__EXTRACTED INFORMATION__.
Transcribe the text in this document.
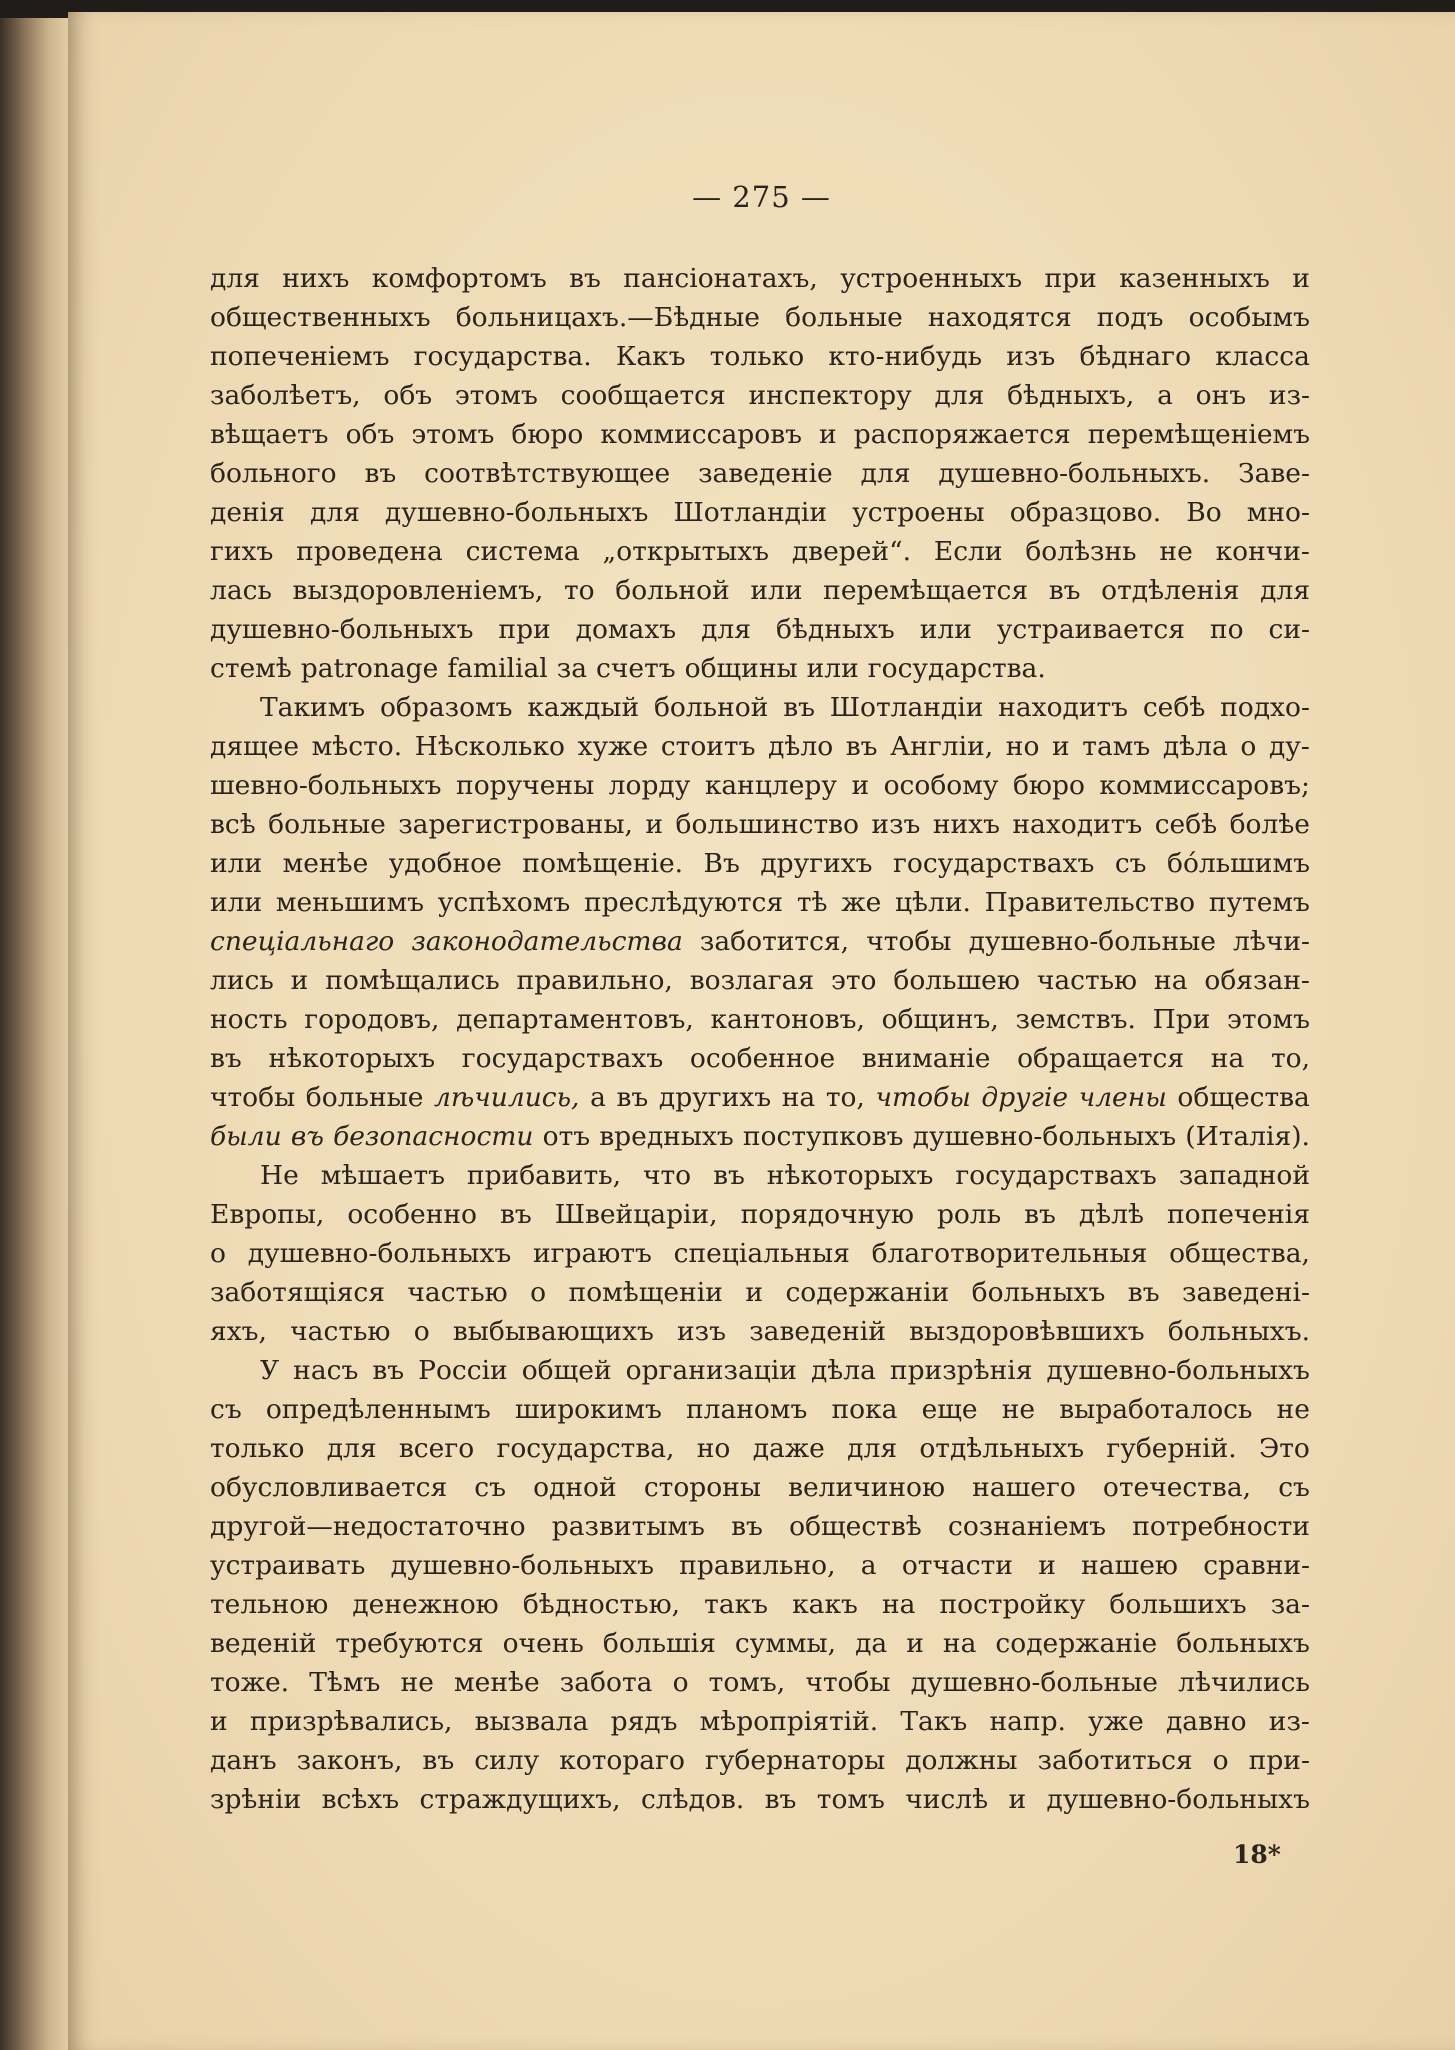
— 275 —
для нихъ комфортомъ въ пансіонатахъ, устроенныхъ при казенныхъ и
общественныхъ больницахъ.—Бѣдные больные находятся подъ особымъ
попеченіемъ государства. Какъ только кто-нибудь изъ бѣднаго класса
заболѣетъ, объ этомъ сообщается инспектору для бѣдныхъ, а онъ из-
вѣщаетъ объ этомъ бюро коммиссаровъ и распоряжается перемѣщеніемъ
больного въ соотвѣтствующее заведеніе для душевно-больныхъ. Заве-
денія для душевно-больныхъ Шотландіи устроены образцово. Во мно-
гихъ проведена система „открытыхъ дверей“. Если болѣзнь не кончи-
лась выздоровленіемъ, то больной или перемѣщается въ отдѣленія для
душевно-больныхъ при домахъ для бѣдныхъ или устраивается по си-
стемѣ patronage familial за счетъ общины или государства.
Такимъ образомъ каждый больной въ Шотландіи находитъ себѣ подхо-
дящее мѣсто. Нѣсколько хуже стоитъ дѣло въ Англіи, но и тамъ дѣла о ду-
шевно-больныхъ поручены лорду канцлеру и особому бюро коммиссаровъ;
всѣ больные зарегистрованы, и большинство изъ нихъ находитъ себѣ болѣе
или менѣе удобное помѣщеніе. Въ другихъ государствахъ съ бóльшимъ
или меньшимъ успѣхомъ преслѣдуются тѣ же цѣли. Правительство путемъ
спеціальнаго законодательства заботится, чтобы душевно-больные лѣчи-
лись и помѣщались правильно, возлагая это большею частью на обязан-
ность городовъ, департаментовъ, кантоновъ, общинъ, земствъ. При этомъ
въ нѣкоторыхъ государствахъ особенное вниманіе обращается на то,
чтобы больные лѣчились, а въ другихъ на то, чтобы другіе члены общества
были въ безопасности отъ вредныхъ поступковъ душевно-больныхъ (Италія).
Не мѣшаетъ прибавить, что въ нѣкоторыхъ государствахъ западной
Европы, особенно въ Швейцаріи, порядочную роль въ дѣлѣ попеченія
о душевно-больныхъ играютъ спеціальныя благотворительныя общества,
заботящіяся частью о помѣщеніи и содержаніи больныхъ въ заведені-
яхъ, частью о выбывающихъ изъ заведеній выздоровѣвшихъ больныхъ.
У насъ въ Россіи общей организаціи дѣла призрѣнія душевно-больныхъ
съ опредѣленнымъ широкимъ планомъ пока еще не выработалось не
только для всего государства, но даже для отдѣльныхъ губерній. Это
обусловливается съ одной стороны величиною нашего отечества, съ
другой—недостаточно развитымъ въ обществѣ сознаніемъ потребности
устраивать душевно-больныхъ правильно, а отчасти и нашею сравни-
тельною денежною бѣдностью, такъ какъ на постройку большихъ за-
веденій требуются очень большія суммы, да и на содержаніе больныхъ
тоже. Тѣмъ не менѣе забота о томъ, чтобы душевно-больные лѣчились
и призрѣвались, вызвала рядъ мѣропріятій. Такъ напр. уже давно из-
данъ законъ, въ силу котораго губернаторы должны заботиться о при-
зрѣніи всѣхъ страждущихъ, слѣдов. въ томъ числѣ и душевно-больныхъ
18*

__TASK PROMPT__.
The records above need to be restated word for word, with the pictures left out.

__WRITTEN RESPONSE__.
Transcribe the text in this document.
— 275 —
для нихъ комфортомъ въ пансіонатахъ, устроенныхъ при казенныхъ и
общественныхъ больницахъ.—Бѣдные больные находятся подъ особымъ
попеченіемъ государства. Какъ только кто-нибудь изъ бѣднаго класса
заболѣетъ, объ этомъ сообщается инспектору для бѣдныхъ, а онъ из-
вѣщаетъ объ этомъ бюро коммиссаровъ и распоряжается перемѣщеніемъ
больного въ соотвѣтствующее заведеніе для душевно-больныхъ. Заве-
денія для душевно-больныхъ Шотландіи устроены образцово. Во мно-
гихъ проведена система „открытыхъ дверей“. Если болѣзнь не кончи-
лась выздоровленіемъ, то больной или перемѣщается въ отдѣленія для
душевно-больныхъ при домахъ для бѣдныхъ или устраивается по си-
стемѣ patronage familial за счетъ общины или государства.
Такимъ образомъ каждый больной въ Шотландіи находитъ себѣ подхо-
дящее мѣсто. Нѣсколько хуже стоитъ дѣло въ Англіи, но и тамъ дѣла о ду-
шевно-больныхъ поручены лорду канцлеру и особому бюро коммиссаровъ;
всѣ больные зарегистрованы, и большинство изъ нихъ находитъ себѣ болѣе
или менѣе удобное помѣщеніе. Въ другихъ государствахъ съ бóльшимъ
или меньшимъ успѣхомъ преслѣдуются тѣ же цѣли. Правительство путемъ
спеціальнаго законодательства заботится, чтобы душевно-больные лѣчи-
лись и помѣщались правильно, возлагая это большею частью на обязан-
ность городовъ, департаментовъ, кантоновъ, общинъ, земствъ. При этомъ
въ нѣкоторыхъ государствахъ особенное вниманіе обращается на то,
чтобы больные лѣчились, а въ другихъ на то, чтобы другіе члены общества
были въ безопасности отъ вредныхъ поступковъ душевно-больныхъ (Италія).
Не мѣшаетъ прибавить, что въ нѣкоторыхъ государствахъ западной
Европы, особенно въ Швейцаріи, порядочную роль въ дѣлѣ попеченія
о душевно-больныхъ играютъ спеціальныя благотворительныя общества,
заботящіяся частью о помѣщеніи и содержаніи больныхъ въ заведені-
яхъ, частью о выбывающихъ изъ заведеній выздоровѣвшихъ больныхъ.
У насъ въ Россіи общей организаціи дѣла призрѣнія душевно-больныхъ
съ опредѣленнымъ широкимъ планомъ пока еще не выработалось не
только для всего государства, но даже для отдѣльныхъ губерній. Это
обусловливается съ одной стороны величиною нашего отечества, съ
другой—недостаточно развитымъ въ обществѣ сознаніемъ потребности
устраивать душевно-больныхъ правильно, а отчасти и нашею сравни-
тельною денежною бѣдностью, такъ какъ на постройку большихъ за-
веденій требуются очень большія суммы, да и на содержаніе больныхъ
тоже. Тѣмъ не менѣе забота о томъ, чтобы душевно-больные лѣчились
и призрѣвались, вызвала рядъ мѣропріятій. Такъ напр. уже давно из-
данъ законъ, въ силу котораго губернаторы должны заботиться о при-
зрѣніи всѣхъ страждущихъ, слѣдов. въ томъ числѣ и душевно-больныхъ
18*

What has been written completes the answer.